> **Instructions to follow**: Transcribe the whole listing without a single picture.

> **Items**:
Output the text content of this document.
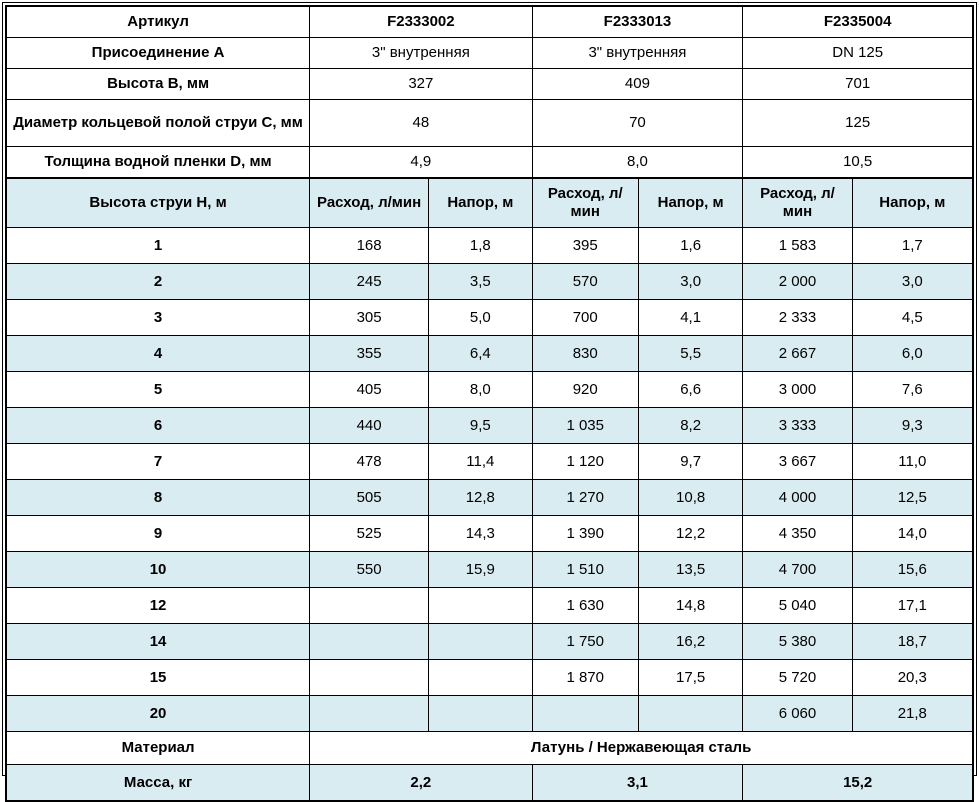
Артикул	F2333002		F2333013		F2335004	
Присоединение А	3" внутренняя		3" внутренняя		DN 125	
Высота B, мм	327		409		701	
Диаметр кольцевой полой струи С, мм	48		70		125	
Толщина водной пленки D, мм	4,9		8,0		10,5	
Высота струи Н, м	Расход, л/мин	Напор, м	Расход, л/мин	Напор, м	Расход, л/мин	Напор, м
1	168	1,8	395	1,6	1 583	1,7
2	245	3,5	570	3,0	2 000	3,0
3	305	5,0	700	4,1	2 333	4,5
4	355	6,4	830	5,5	2 667	6,0
5	405	8,0	920	6,6	3 000	7,6
6	440	9,5	1 035	8,2	3 333	9,3
7	478	11,4	1 120	9,7	3 667	11,0
8	505	12,8	1 270	10,8	4 000	12,5
9	525	14,3	1 390	12,2	4 350	14,0
10	550	15,9	1 510	13,5	4 700	15,6
12			1 630	14,8	5 040	17,1
14			1 750	16,2	5 380	18,7
15			1 870	17,5	5 720	20,3
20					6 060	21,8
Материал	Латунь / Нержавеющая сталь					
Масса, кг	2,2		3,1		15,2	
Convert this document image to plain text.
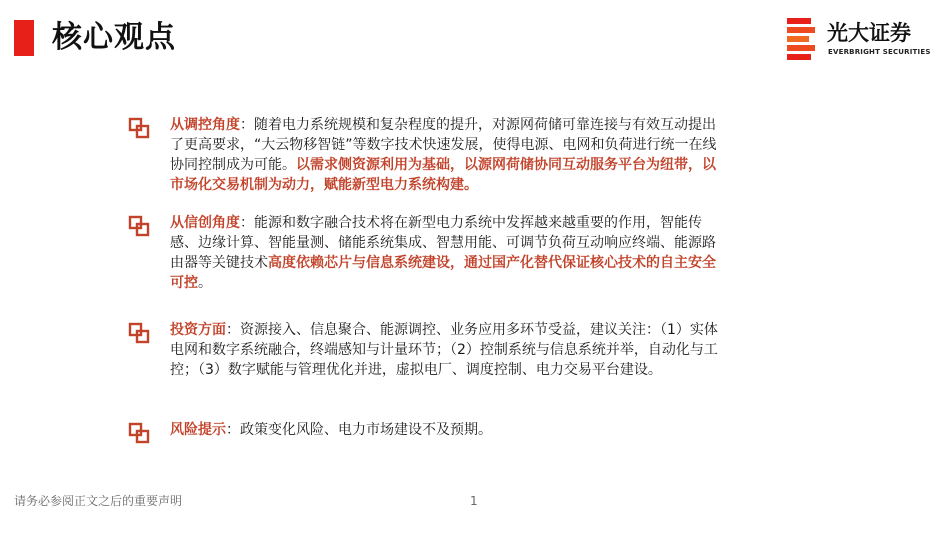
核心观点	光大证券
EVERBRIGHT SECURITIES
从调控角度：随着电力系统规模和复杂程度的提升，对源网荷储可靠连接与有效互动提出了更高要求，“大云物移智链”等数字技术快速发展，使得电源、电网和负荷进行统一在线协同控制成为可能。以需求侧资源利用为基础，以源网荷储协同互动服务平台为纽带，以市场化交易机制为动力，赋能新型电力系统构建。
从信创角度：能源和数字融合技术将在新型电力系统中发挥越来越重要的作用，智能传感、边缘计算、智能量测、储能系统集成、智慧用能、可调节负荷互动响应终端、能源路由器等关键技术高度依赖芯片与信息系统建设，通过国产化替代保证核心技术的自主安全可控。
投资方面：资源接入、信息聚合、能源调控、业务应用多环节受益，建议关注：（1）实体电网和数字系统融合，终端感知与计量环节；（2）控制系统与信息系统并举，自动化与工控；（3）数字赋能与管理优化并进，虚拟电厂、调度控制、电力交易平台建设。
风险提示：政策变化风险、电力市场建设不及预期。
请务必参阅正文之后的重要声明	1
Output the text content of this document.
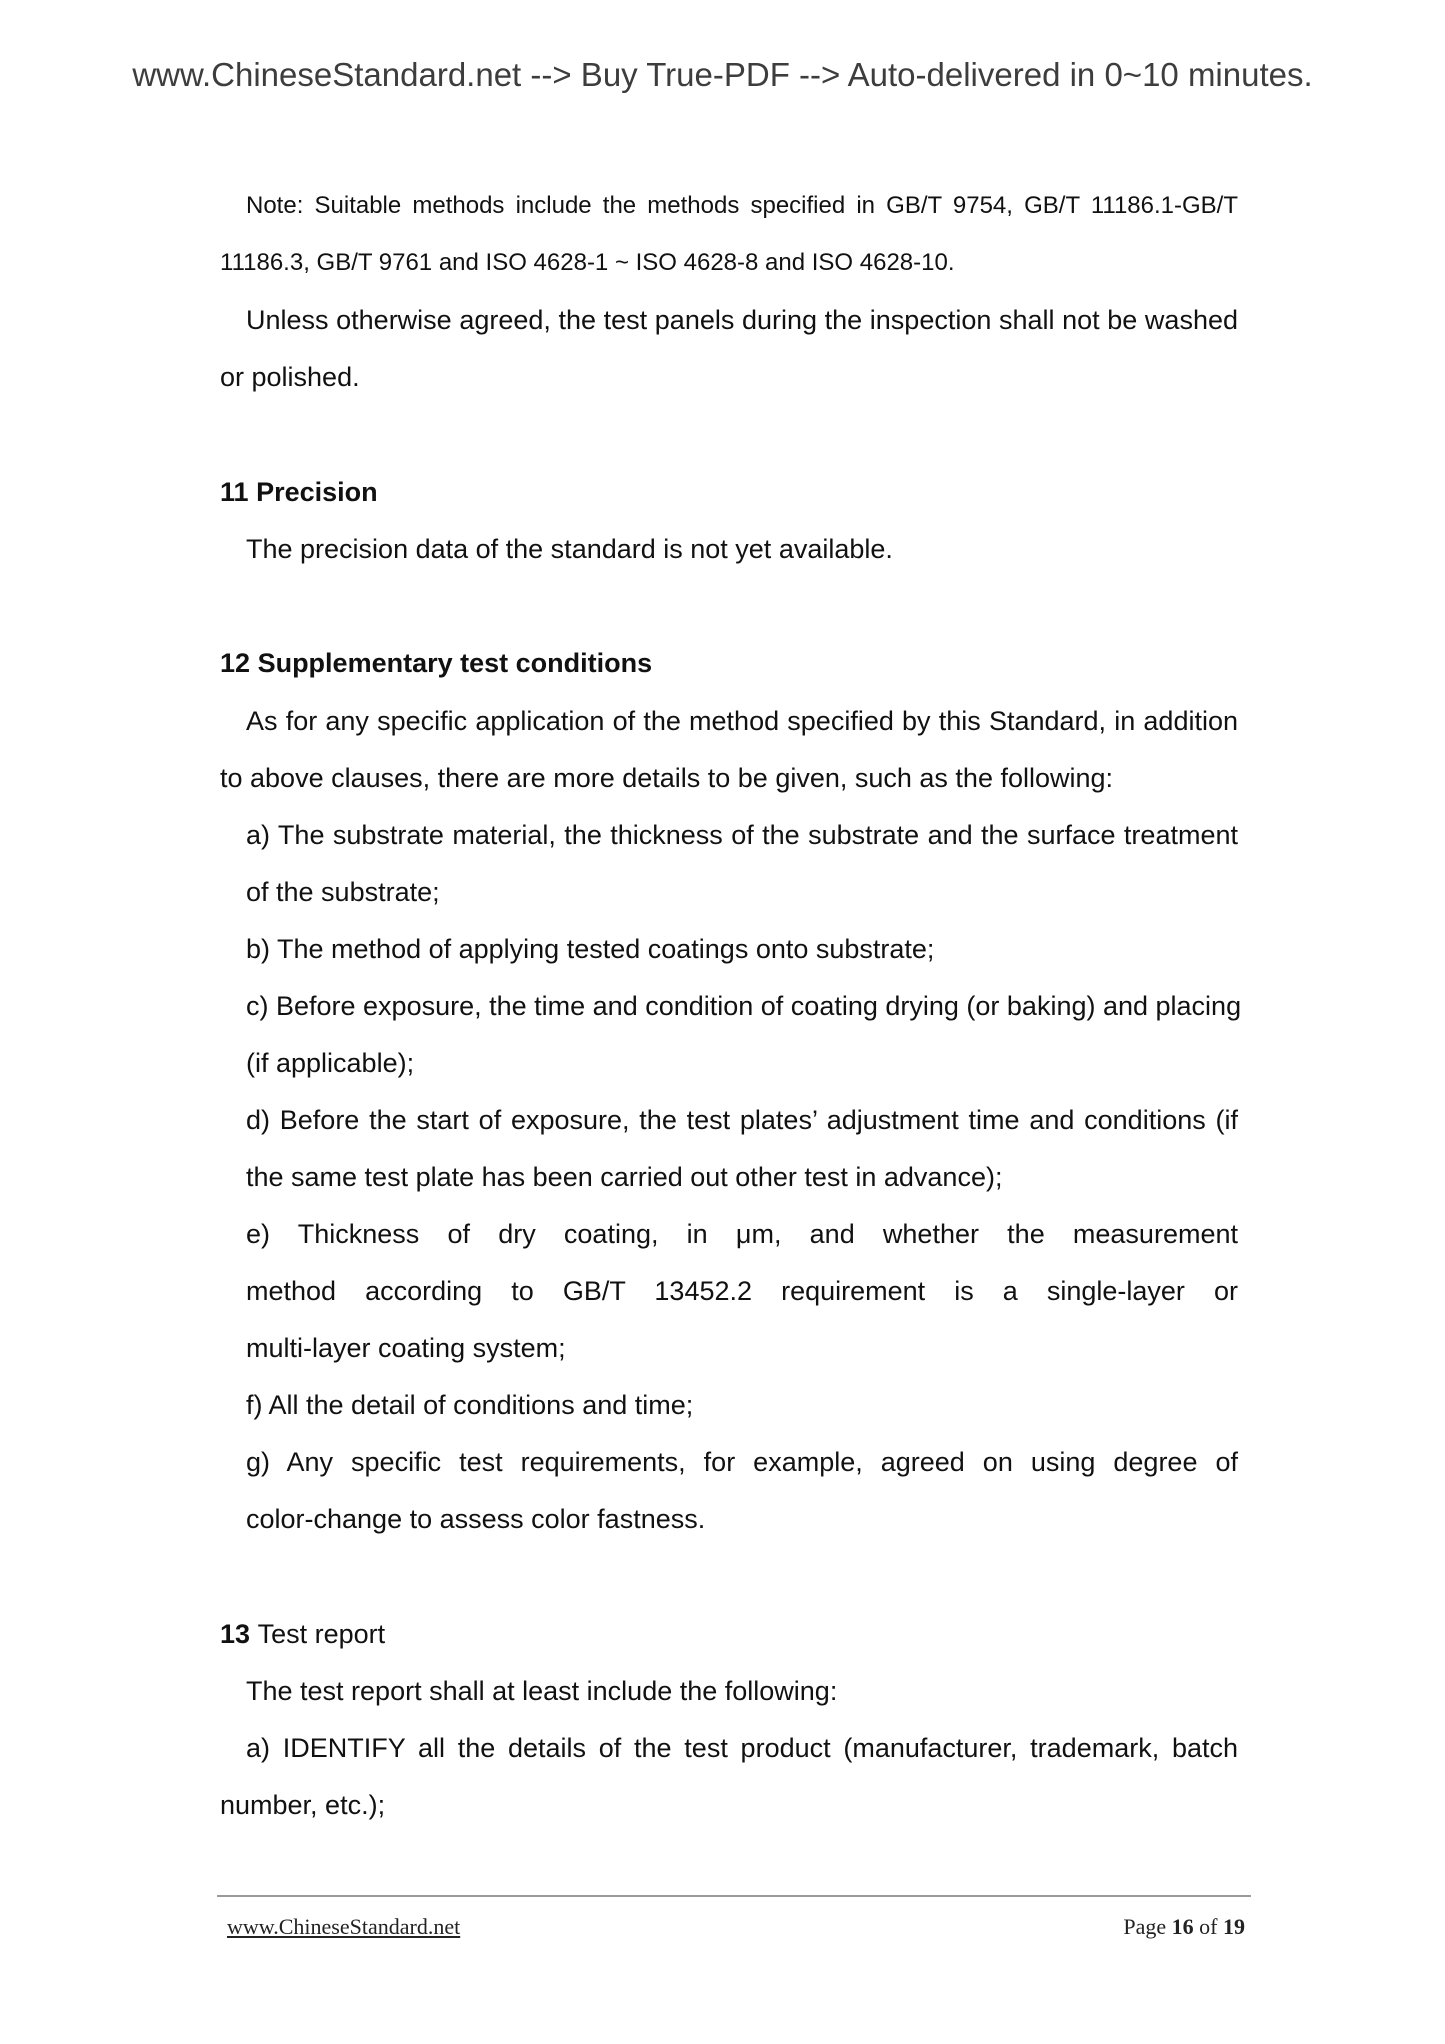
www.ChineseStandard.net --> Buy True-PDF --> Auto-delivered in 0~10 minutes.
Note: Suitable methods include the methods specified in GB/T 9754, GB/T 11186.1-GB/T
11186.3, GB/T 9761 and ISO 4628-1 ~ ISO 4628-8 and ISO 4628-10.
Unless otherwise agreed, the test panels during the inspection shall not be washed
or polished.
11 Precision
The precision data of the standard is not yet available.
12 Supplementary test conditions
As for any specific application of the method specified by this Standard, in addition
to above clauses, there are more details to be given, such as the following:
a) The substrate material, the thickness of the substrate and the surface treatment
of the substrate;
b) The method of applying tested coatings onto substrate;
c) Before exposure, the time and condition of coating drying (or baking) and placing
(if applicable);
d) Before the start of exposure, the test plates’ adjustment time and conditions (if
the same test plate has been carried out other test in advance);
e) Thickness of dry coating, in μm, and whether the measurement
method according to GB/T 13452.2 requirement is a single-layer or
multi-layer coating system;
f) All the detail of conditions and time;
g) Any specific test requirements, for example, agreed on using degree of
color-change to assess color fastness.
13 Test report
The test report shall at least include the following:
a) IDENTIFY all the details of the test product (manufacturer, trademark, batch
number, etc.);
www.ChineseStandard.net	Page 16 of 19
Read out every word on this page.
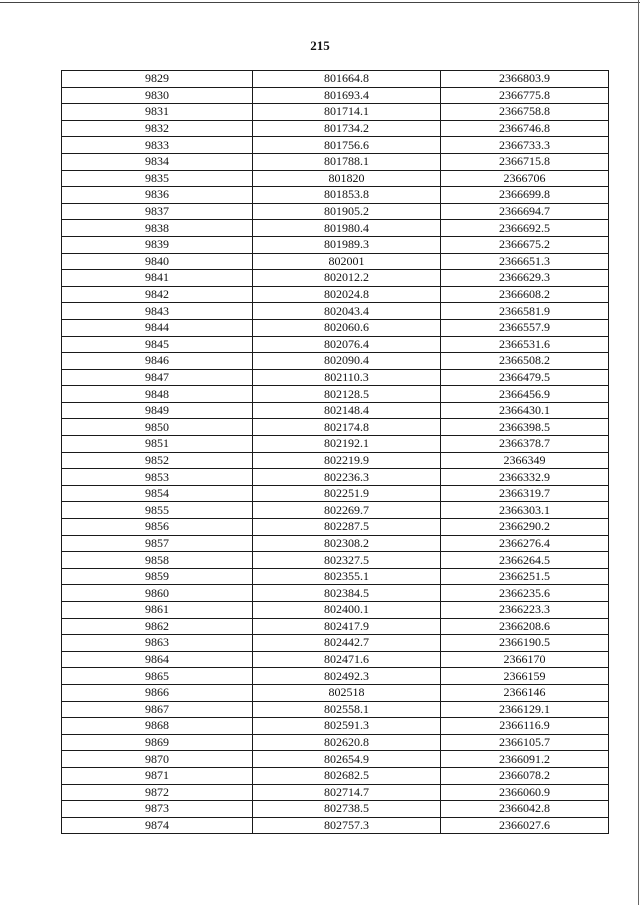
215
9829	801664.8	2366803.9
9830	801693.4	2366775.8
9831	801714.1	2366758.8
9832	801734.2	2366746.8
9833	801756.6	2366733.3
9834	801788.1	2366715.8
9835	801820	2366706
9836	801853.8	2366699.8
9837	801905.2	2366694.7
9838	801980.4	2366692.5
9839	801989.3	2366675.2
9840	802001	2366651.3
9841	802012.2	2366629.3
9842	802024.8	2366608.2
9843	802043.4	2366581.9
9844	802060.6	2366557.9
9845	802076.4	2366531.6
9846	802090.4	2366508.2
9847	802110.3	2366479.5
9848	802128.5	2366456.9
9849	802148.4	2366430.1
9850	802174.8	2366398.5
9851	802192.1	2366378.7
9852	802219.9	2366349
9853	802236.3	2366332.9
9854	802251.9	2366319.7
9855	802269.7	2366303.1
9856	802287.5	2366290.2
9857	802308.2	2366276.4
9858	802327.5	2366264.5
9859	802355.1	2366251.5
9860	802384.5	2366235.6
9861	802400.1	2366223.3
9862	802417.9	2366208.6
9863	802442.7	2366190.5
9864	802471.6	2366170
9865	802492.3	2366159
9866	802518	2366146
9867	802558.1	2366129.1
9868	802591.3	2366116.9
9869	802620.8	2366105.7
9870	802654.9	2366091.2
9871	802682.5	2366078.2
9872	802714.7	2366060.9
9873	802738.5	2366042.8
9874	802757.3	2366027.6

> **Full output**:
Output the text content of this document.
Артикул	F2333002		F2333013		F2335004	
Присоединение А	3" внутренняя		3" внутренняя		DN 125	
Высота B, мм	327		409		701	
Диаметр кольцевой полой струи С, мм	48		70		125	
Толщина водной пленки D, мм	4,9		8,0		10,5	
Высота струи Н, м	Расход, л/мин	Напор, м	Расход, л/мин	Напор, м	Расход, л/мин	Напор, м
1	168	1,8	395	1,6	1 583	1,7
2	245	3,5	570	3,0	2 000	3,0
3	305	5,0	700	4,1	2 333	4,5
4	355	6,4	830	5,5	2 667	6,0
5	405	8,0	920	6,6	3 000	7,6
6	440	9,5	1 035	8,2	3 333	9,3
7	478	11,4	1 120	9,7	3 667	11,0
8	505	12,8	1 270	10,8	4 000	12,5
9	525	14,3	1 390	12,2	4 350	14,0
10	550	15,9	1 510	13,5	4 700	15,6
12			1 630	14,8	5 040	17,1
14			1 750	16,2	5 380	18,7
15			1 870	17,5	5 720	20,3
20					6 060	21,8
Материал	Латунь / Нержавеющая сталь					
Масса, кг	2,2		3,1		15,2	
Convert this document image to plain text.
核心观点	光大证券
EVERBRIGHT SECURITIES
从调控角度：随着电力系统规模和复杂程度的提升，对源网荷储可靠连接与有效互动提出了更高要求，“大云物移智链”等数字技术快速发展，使得电源、电网和负荷进行统一在线协同控制成为可能。以需求侧资源利用为基础，以源网荷储协同互动服务平台为纽带，以市场化交易机制为动力，赋能新型电力系统构建。
从信创角度：能源和数字融合技术将在新型电力系统中发挥越来越重要的作用，智能传感、边缘计算、智能量测、储能系统集成、智慧用能、可调节负荷互动响应终端、能源路由器等关键技术高度依赖芯片与信息系统建设，通过国产化替代保证核心技术的自主安全可控。
投资方面：资源接入、信息聚合、能源调控、业务应用多环节受益，建议关注：（1）实体电网和数字系统融合，终端感知与计量环节；（2）控制系统与信息系统并举，自动化与工控；（3）数字赋能与管理优化并进，虚拟电厂、调度控制、电力交易平台建设。
风险提示：政策变化风险、电力市场建设不及预期。
请务必参阅正文之后的重要声明	1
Output the text content of this document.
www.ChineseStandard.net --> Buy True-PDF --> Auto-delivered in 0~10 minutes.
Note: Suitable methods include the methods specified in GB/T 9754, GB/T 11186.1-GB/T
11186.3, GB/T 9761 and ISO 4628-1 ~ ISO 4628-8 and ISO 4628-10.
Unless otherwise agreed, the test panels during the inspection shall not be washed
or polished.
11 Precision
The precision data of the standard is not yet available.
12 Supplementary test conditions
As for any specific application of the method specified by this Standard, in addition
to above clauses, there are more details to be given, such as the following:
a) The substrate material, the thickness of the substrate and the surface treatment
of the substrate;
b) The method of applying tested coatings onto substrate;
c) Before exposure, the time and condition of coating drying (or baking) and placing
(if applicable);
d) Before the start of exposure, the test plates’ adjustment time and conditions (if
the same test plate has been carried out other test in advance);
e) Thickness of dry coating, in μm, and whether the measurement
method according to GB/T 13452.2 requirement is a single-layer or
multi-layer coating system;
f) All the detail of conditions and time;
g) Any specific test requirements, for example, agreed on using degree of
color-change to assess color fastness.
13 Test report
The test report shall at least include the following:
a) IDENTIFY all the details of the test product (manufacturer, trademark, batch
number, etc.);
www.ChineseStandard.net	Page 16 of 19
Read out every word on this page.
215
9829	801664.8	2366803.9
9830	801693.4	2366775.8
9831	801714.1	2366758.8
9832	801734.2	2366746.8
9833	801756.6	2366733.3
9834	801788.1	2366715.8
9835	801820	2366706
9836	801853.8	2366699.8
9837	801905.2	2366694.7
9838	801980.4	2366692.5
9839	801989.3	2366675.2
9840	802001	2366651.3
9841	802012.2	2366629.3
9842	802024.8	2366608.2
9843	802043.4	2366581.9
9844	802060.6	2366557.9
9845	802076.4	2366531.6
9846	802090.4	2366508.2
9847	802110.3	2366479.5
9848	802128.5	2366456.9
9849	802148.4	2366430.1
9850	802174.8	2366398.5
9851	802192.1	2366378.7
9852	802219.9	2366349
9853	802236.3	2366332.9
9854	802251.9	2366319.7
9855	802269.7	2366303.1
9856	802287.5	2366290.2
9857	802308.2	2366276.4
9858	802327.5	2366264.5
9859	802355.1	2366251.5
9860	802384.5	2366235.6
9861	802400.1	2366223.3
9862	802417.9	2366208.6
9863	802442.7	2366190.5
9864	802471.6	2366170
9865	802492.3	2366159
9866	802518	2366146
9867	802558.1	2366129.1
9868	802591.3	2366116.9
9869	802620.8	2366105.7
9870	802654.9	2366091.2
9871	802682.5	2366078.2
9872	802714.7	2366060.9
9873	802738.5	2366042.8
9874	802757.3	2366027.6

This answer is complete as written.